THE REQUEST: Write out each line of the listing as it stands, without the images.

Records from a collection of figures
--*--

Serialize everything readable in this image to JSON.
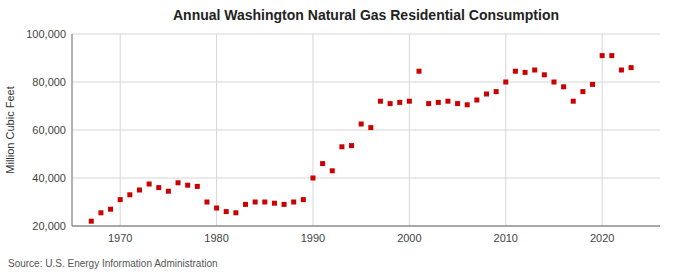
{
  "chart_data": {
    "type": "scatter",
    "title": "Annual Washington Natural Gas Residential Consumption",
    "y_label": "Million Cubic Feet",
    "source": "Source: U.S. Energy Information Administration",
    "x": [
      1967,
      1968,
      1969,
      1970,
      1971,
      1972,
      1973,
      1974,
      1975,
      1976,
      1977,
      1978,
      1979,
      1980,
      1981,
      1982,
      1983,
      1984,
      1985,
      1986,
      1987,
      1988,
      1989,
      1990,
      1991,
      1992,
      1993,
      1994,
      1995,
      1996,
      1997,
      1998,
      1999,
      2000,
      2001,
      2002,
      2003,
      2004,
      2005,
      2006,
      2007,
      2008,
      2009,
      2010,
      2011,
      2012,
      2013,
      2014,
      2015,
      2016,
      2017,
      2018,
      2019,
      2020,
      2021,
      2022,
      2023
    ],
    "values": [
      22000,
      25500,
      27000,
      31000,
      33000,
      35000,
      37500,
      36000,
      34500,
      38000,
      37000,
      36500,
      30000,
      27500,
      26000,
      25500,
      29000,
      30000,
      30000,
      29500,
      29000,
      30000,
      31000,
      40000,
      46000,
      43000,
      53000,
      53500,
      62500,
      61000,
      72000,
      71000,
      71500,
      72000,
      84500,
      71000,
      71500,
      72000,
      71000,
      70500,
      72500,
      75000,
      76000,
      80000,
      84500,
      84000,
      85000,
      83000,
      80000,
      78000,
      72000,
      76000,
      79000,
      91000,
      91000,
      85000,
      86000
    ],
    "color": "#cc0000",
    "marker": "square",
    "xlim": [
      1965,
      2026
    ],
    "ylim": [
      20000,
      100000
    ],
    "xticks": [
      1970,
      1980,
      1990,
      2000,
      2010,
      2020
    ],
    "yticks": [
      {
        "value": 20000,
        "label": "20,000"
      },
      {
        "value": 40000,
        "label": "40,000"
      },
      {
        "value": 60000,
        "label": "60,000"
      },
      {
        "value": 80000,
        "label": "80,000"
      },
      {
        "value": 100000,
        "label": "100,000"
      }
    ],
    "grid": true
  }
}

--*--

SOLUTION:
Serialize everything readable in this image to JSON.
{
  "chart_data": {
    "type": "scatter",
    "title": "Annual Washington Natural Gas Residential Consumption",
    "y_label": "Million Cubic Feet",
    "source": "Source: U.S. Energy Information Administration",
    "x": [
      1967,
      1968,
      1969,
      1970,
      1971,
      1972,
      1973,
      1974,
      1975,
      1976,
      1977,
      1978,
      1979,
      1980,
      1981,
      1982,
      1983,
      1984,
      1985,
      1986,
      1987,
      1988,
      1989,
      1990,
      1991,
      1992,
      1993,
      1994,
      1995,
      1996,
      1997,
      1998,
      1999,
      2000,
      2001,
      2002,
      2003,
      2004,
      2005,
      2006,
      2007,
      2008,
      2009,
      2010,
      2011,
      2012,
      2013,
      2014,
      2015,
      2016,
      2017,
      2018,
      2019,
      2020,
      2021,
      2022,
      2023
    ],
    "values": [
      22000,
      25500,
      27000,
      31000,
      33000,
      35000,
      37500,
      36000,
      34500,
      38000,
      37000,
      36500,
      30000,
      27500,
      26000,
      25500,
      29000,
      30000,
      30000,
      29500,
      29000,
      30000,
      31000,
      40000,
      46000,
      43000,
      53000,
      53500,
      62500,
      61000,
      72000,
      71000,
      71500,
      72000,
      84500,
      71000,
      71500,
      72000,
      71000,
      70500,
      72500,
      75000,
      76000,
      80000,
      84500,
      84000,
      85000,
      83000,
      80000,
      78000,
      72000,
      76000,
      79000,
      91000,
      91000,
      85000,
      86000
    ],
    "color": "#cc0000",
    "marker": "square",
    "xlim": [
      1965,
      2026
    ],
    "ylim": [
      20000,
      100000
    ],
    "xticks": [
      1970,
      1980,
      1990,
      2000,
      2010,
      2020
    ],
    "yticks": [
      {
        "value": 20000,
        "label": "20,000"
      },
      {
        "value": 40000,
        "label": "40,000"
      },
      {
        "value": 60000,
        "label": "60,000"
      },
      {
        "value": 80000,
        "label": "80,000"
      },
      {
        "value": 100000,
        "label": "100,000"
      }
    ],
    "grid": true
  }
}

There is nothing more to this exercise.